* **EXERCISE OBJECTIVE**
Identify all lines below that hold "name" and collect them.

Records from a data collection:
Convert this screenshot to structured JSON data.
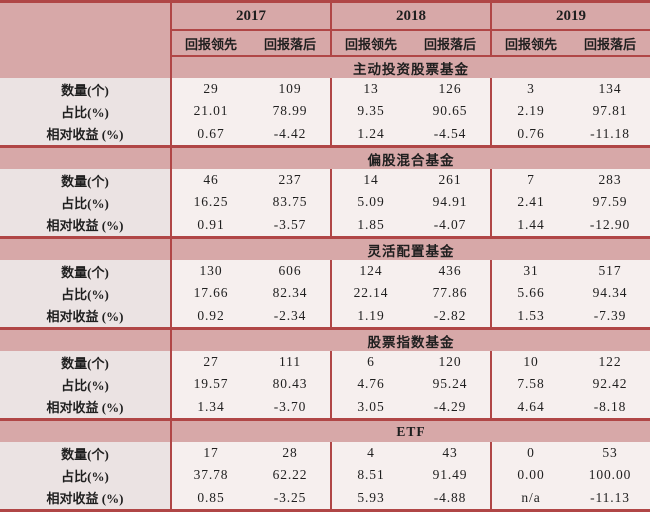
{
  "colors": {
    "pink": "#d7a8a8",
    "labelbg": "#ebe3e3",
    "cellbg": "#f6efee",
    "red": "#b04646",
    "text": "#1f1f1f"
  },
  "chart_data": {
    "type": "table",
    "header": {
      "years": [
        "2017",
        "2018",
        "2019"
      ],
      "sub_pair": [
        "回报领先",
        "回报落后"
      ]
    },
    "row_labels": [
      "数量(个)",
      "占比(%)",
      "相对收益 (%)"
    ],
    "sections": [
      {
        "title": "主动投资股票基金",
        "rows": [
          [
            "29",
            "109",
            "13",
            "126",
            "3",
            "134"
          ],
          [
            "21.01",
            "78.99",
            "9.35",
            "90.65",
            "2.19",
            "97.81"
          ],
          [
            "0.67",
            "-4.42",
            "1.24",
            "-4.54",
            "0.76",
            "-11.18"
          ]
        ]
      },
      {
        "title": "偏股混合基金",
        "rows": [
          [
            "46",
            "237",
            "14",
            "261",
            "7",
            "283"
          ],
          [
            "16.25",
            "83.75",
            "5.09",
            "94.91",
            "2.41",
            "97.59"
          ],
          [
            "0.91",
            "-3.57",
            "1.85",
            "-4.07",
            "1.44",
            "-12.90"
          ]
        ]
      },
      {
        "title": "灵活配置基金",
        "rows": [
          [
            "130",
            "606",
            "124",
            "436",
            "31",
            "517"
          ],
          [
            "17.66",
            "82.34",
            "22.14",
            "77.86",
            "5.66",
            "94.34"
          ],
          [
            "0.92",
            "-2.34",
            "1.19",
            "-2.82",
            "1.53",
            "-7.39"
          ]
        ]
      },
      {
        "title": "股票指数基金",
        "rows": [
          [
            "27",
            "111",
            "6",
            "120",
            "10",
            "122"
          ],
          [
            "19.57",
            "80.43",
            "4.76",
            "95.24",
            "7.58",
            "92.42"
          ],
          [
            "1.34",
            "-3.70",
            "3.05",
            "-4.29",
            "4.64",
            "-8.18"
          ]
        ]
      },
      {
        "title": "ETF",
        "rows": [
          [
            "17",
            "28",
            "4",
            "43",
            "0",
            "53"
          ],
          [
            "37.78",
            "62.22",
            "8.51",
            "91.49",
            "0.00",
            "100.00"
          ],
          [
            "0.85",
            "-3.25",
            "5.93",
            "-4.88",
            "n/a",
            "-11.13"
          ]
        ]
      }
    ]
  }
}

==

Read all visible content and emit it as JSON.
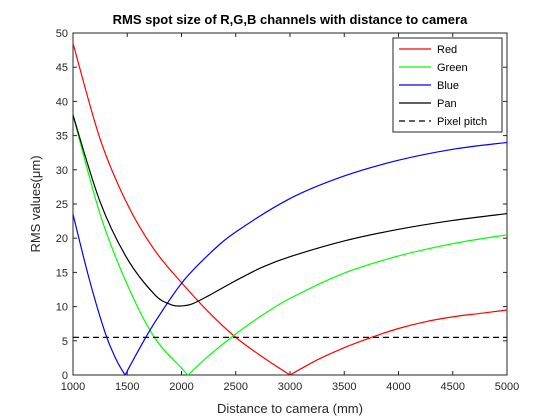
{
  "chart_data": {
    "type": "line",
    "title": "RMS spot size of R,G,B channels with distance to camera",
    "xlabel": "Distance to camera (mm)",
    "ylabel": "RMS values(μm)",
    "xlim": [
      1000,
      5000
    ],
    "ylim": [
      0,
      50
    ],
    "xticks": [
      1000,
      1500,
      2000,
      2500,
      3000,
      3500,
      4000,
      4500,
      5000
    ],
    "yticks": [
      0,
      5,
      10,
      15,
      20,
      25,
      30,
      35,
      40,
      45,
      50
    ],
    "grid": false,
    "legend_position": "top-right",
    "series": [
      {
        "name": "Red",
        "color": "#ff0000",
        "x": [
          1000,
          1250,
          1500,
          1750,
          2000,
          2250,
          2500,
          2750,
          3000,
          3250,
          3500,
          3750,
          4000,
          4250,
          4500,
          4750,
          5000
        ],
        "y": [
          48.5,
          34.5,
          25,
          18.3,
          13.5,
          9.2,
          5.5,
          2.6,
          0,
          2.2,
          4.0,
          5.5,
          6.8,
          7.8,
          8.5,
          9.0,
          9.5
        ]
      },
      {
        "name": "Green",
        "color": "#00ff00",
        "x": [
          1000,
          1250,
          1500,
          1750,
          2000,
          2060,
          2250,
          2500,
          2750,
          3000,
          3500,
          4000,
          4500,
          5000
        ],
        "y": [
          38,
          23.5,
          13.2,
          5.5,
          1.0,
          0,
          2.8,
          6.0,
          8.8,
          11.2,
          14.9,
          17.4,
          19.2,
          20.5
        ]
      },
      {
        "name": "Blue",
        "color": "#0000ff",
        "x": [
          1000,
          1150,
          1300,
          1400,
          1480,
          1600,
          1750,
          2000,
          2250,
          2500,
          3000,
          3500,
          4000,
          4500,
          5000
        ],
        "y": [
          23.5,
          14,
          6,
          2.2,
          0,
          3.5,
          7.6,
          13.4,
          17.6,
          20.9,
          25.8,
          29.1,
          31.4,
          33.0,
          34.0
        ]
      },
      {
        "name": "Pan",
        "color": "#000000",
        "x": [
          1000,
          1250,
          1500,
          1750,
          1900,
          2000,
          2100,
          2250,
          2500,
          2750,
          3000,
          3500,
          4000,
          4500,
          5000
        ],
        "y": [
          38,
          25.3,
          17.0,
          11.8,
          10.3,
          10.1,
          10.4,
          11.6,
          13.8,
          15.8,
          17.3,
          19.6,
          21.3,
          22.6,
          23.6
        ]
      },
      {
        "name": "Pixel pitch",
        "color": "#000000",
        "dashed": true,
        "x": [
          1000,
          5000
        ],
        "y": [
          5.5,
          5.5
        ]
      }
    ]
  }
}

* **EXERCISE RESULT**
        "name": "Red",
        "name": "Green",
        "name": "Blue",
        "name": "Pan",
        "name": "Pixel pitch",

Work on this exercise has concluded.